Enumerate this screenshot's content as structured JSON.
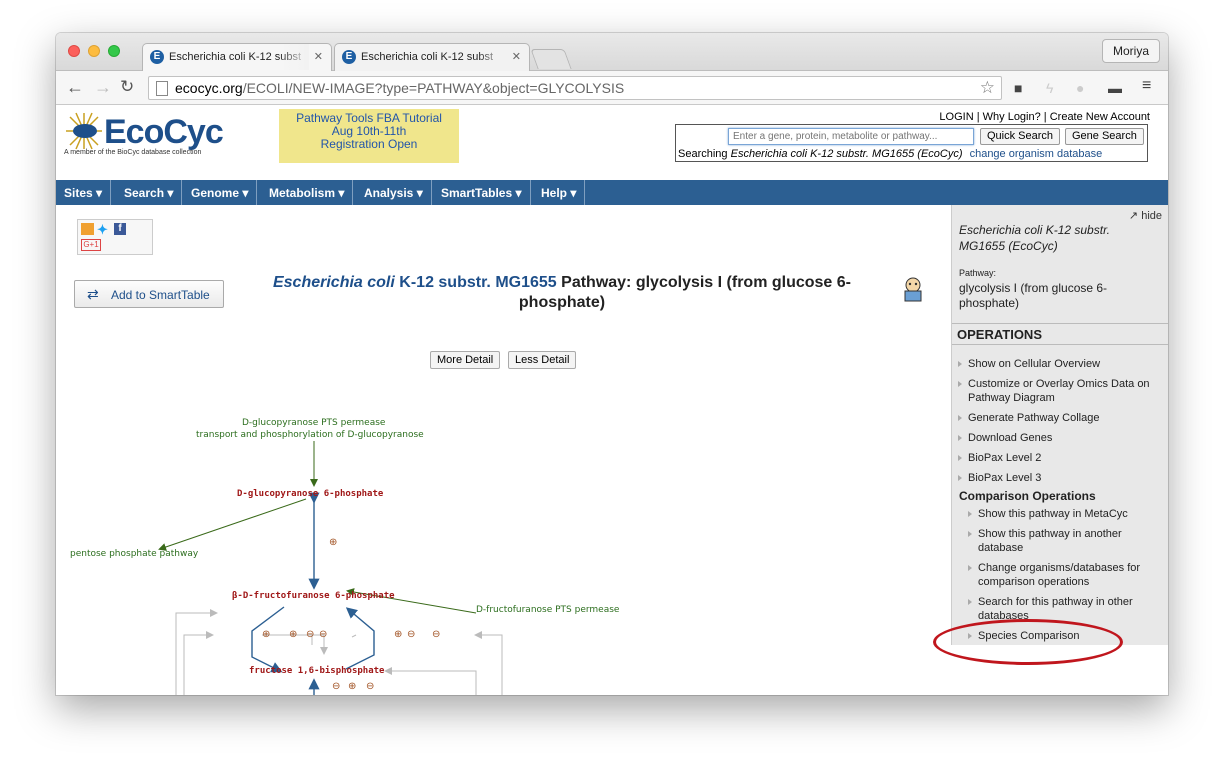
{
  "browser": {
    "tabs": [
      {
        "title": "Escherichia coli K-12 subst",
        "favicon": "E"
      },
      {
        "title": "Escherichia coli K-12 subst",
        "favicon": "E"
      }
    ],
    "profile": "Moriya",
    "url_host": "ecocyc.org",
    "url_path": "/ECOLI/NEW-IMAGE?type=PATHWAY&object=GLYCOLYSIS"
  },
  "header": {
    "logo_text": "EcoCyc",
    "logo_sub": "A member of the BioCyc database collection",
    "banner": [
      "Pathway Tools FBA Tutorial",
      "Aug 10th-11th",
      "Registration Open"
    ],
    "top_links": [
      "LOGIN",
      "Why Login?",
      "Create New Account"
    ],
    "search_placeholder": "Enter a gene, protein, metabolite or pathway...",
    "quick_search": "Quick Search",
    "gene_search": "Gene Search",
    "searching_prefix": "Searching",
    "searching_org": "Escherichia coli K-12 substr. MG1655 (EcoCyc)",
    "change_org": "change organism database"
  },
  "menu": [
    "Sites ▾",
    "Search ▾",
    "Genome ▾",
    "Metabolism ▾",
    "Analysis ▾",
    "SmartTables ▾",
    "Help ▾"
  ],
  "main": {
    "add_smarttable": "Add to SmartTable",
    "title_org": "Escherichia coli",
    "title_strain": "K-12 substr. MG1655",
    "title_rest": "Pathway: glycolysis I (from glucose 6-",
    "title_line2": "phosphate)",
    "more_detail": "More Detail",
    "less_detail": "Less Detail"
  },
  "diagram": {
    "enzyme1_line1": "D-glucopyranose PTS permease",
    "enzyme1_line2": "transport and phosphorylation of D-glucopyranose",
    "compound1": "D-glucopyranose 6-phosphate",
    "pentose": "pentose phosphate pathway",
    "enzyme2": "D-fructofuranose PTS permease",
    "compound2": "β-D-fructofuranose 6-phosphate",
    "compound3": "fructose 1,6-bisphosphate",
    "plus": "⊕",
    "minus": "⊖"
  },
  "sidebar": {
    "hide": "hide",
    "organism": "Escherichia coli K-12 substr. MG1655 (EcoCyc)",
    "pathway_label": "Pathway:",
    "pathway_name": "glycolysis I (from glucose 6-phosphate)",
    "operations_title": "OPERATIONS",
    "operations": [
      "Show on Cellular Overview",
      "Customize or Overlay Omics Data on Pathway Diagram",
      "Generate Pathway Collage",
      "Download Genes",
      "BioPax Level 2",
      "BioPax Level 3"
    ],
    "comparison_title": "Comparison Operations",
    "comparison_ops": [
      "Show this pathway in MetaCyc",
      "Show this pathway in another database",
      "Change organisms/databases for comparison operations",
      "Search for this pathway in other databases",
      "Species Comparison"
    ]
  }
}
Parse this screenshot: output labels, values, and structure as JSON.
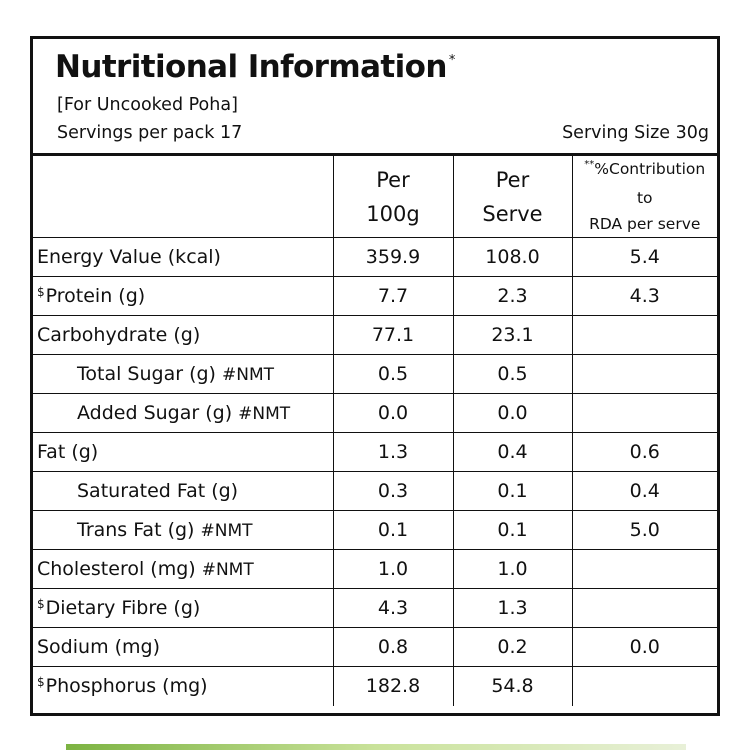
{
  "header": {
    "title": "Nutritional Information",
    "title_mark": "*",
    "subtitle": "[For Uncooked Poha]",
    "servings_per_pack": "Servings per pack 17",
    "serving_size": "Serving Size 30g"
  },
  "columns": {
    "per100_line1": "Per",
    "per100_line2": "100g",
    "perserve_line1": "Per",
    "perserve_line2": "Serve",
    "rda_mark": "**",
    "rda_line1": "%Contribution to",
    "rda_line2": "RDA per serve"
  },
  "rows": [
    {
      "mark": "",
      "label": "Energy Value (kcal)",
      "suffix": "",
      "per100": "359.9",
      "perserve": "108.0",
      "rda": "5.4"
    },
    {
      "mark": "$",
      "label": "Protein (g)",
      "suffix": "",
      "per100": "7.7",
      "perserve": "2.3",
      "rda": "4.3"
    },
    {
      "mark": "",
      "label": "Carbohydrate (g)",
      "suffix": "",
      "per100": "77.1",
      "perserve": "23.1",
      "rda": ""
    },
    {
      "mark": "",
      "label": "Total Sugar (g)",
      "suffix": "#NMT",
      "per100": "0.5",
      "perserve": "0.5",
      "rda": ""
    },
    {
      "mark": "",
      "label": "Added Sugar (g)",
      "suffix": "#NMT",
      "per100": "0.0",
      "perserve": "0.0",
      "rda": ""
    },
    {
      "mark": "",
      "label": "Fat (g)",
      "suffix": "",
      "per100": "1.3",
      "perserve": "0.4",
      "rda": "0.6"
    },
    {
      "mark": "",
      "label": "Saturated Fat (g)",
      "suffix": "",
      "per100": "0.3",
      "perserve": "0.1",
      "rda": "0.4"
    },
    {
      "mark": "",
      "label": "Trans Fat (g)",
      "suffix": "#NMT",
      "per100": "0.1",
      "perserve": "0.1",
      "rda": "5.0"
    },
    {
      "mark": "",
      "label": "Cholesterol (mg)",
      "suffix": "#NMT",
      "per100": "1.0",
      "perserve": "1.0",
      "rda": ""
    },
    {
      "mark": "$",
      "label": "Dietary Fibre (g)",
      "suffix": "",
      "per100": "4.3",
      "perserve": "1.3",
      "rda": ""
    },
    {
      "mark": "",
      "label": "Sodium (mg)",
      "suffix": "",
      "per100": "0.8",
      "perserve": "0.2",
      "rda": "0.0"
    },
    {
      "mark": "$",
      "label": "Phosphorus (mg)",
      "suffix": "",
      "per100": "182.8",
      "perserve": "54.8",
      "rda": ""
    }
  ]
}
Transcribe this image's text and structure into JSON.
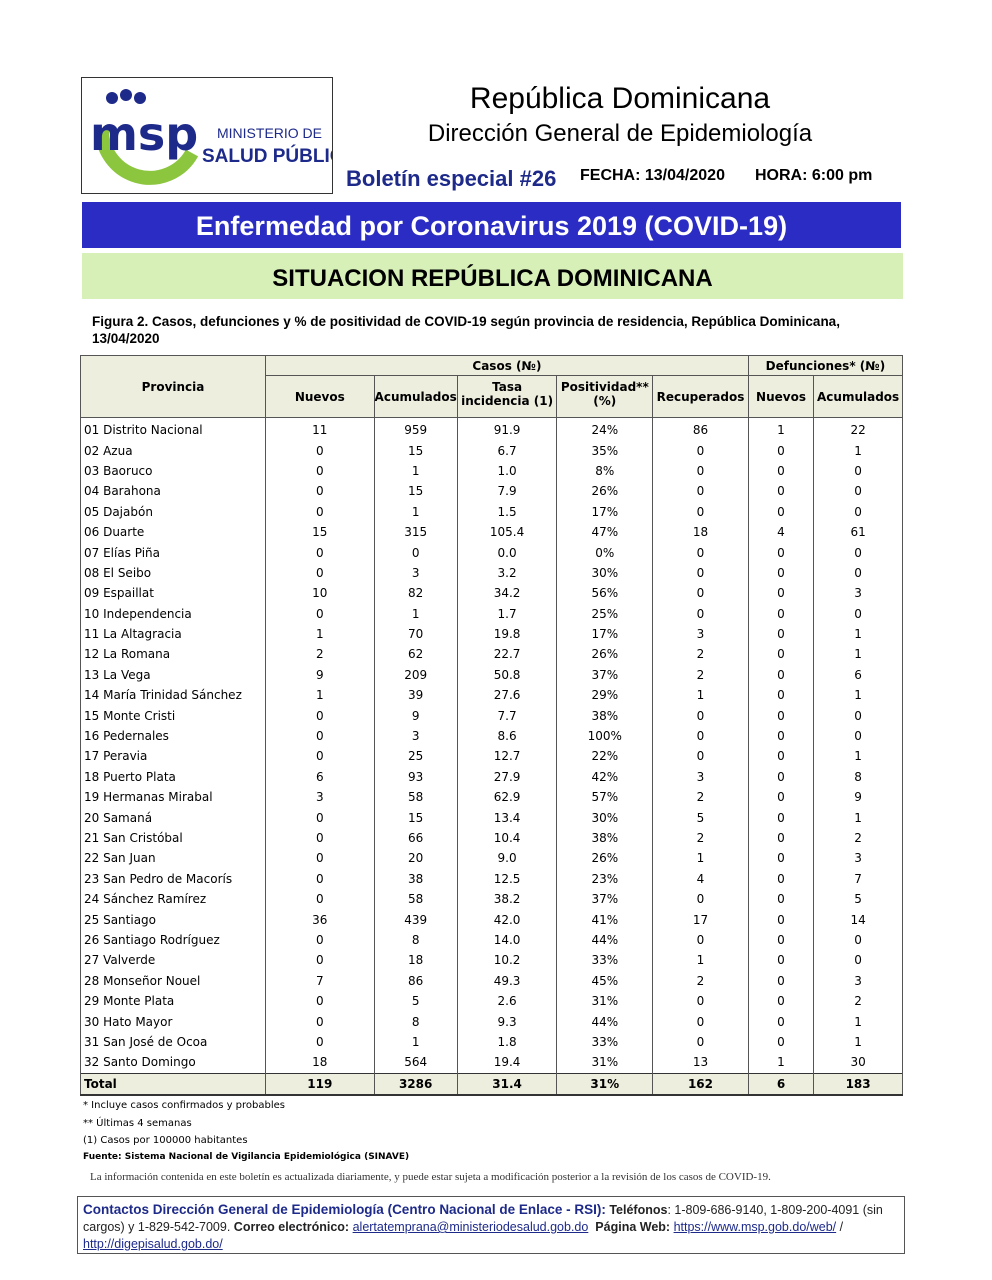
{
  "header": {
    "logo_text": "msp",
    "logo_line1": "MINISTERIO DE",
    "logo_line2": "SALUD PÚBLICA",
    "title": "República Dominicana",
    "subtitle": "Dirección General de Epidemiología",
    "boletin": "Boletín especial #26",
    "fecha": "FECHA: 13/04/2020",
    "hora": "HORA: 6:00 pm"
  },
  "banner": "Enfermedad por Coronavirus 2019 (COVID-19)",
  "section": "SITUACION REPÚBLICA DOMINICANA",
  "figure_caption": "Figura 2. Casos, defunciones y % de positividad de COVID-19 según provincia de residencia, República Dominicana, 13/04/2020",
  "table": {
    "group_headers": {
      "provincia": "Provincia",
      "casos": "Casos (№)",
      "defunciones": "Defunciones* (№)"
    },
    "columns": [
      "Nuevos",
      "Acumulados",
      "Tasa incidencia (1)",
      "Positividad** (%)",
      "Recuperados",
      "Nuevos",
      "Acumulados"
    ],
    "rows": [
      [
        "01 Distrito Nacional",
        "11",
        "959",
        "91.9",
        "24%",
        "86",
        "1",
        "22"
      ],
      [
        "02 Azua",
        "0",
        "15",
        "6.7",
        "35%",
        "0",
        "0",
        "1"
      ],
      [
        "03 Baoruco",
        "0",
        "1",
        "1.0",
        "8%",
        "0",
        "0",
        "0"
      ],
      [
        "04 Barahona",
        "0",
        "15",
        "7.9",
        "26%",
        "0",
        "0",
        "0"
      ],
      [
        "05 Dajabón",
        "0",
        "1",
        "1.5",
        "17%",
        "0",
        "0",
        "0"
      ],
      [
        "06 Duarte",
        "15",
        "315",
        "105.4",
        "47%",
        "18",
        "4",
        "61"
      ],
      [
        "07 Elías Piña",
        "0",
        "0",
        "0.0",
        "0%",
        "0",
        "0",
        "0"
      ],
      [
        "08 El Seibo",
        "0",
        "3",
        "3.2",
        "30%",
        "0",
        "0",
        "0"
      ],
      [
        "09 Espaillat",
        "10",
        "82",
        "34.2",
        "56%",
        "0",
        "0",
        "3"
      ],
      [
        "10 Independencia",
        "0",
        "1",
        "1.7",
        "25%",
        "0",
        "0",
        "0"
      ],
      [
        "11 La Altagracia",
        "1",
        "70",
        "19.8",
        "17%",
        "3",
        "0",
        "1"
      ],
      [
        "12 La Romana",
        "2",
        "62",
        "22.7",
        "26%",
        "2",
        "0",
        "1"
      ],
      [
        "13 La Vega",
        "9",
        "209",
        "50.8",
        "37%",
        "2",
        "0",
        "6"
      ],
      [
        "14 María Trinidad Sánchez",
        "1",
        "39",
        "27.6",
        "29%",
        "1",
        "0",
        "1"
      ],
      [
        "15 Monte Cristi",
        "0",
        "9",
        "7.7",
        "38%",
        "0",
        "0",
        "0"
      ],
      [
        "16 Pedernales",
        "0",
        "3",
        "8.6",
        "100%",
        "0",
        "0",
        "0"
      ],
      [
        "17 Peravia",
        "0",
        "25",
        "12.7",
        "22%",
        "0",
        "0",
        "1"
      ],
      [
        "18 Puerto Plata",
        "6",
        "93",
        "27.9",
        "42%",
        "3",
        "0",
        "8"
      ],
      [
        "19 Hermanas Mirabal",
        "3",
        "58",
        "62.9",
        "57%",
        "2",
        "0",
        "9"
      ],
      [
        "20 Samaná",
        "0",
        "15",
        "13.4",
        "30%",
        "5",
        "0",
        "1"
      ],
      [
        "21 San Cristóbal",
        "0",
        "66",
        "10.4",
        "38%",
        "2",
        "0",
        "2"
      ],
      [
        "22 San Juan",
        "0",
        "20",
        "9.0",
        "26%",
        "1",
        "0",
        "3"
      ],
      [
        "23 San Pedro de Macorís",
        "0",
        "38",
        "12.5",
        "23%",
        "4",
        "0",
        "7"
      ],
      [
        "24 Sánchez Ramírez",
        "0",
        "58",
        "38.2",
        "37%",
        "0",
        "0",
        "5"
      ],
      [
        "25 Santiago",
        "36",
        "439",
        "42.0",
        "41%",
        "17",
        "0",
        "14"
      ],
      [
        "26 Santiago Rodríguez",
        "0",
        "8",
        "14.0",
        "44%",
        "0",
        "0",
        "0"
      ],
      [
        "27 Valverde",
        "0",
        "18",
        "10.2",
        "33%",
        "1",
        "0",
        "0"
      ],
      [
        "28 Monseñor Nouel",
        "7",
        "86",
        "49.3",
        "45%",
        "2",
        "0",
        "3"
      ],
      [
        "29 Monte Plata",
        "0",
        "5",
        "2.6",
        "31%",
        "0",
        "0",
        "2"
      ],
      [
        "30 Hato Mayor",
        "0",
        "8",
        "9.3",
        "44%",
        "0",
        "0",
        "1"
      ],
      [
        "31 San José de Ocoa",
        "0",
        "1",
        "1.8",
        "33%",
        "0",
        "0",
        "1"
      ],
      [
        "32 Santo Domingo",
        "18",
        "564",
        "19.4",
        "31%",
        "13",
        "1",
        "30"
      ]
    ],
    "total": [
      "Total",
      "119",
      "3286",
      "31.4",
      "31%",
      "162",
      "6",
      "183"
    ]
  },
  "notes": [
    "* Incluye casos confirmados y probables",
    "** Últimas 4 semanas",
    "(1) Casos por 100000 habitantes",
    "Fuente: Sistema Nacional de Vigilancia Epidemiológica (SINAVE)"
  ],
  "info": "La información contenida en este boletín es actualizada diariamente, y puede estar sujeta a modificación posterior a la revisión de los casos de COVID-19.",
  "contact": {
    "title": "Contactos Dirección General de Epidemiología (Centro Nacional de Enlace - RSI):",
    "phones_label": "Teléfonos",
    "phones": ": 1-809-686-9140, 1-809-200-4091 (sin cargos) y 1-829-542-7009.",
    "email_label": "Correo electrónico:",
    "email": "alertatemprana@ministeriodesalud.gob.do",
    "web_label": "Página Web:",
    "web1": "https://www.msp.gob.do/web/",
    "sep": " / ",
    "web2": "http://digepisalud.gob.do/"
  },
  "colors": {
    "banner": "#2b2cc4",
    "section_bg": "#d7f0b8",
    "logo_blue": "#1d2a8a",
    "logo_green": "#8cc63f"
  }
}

==============================

Action item:
Search the data for the string "permease" and copy out every line where it is found.

Response to the task:
    "enzyme1_line1": "D-glucopyranose PTS permease",
    "enzyme2": "D-fructofuranose PTS permease",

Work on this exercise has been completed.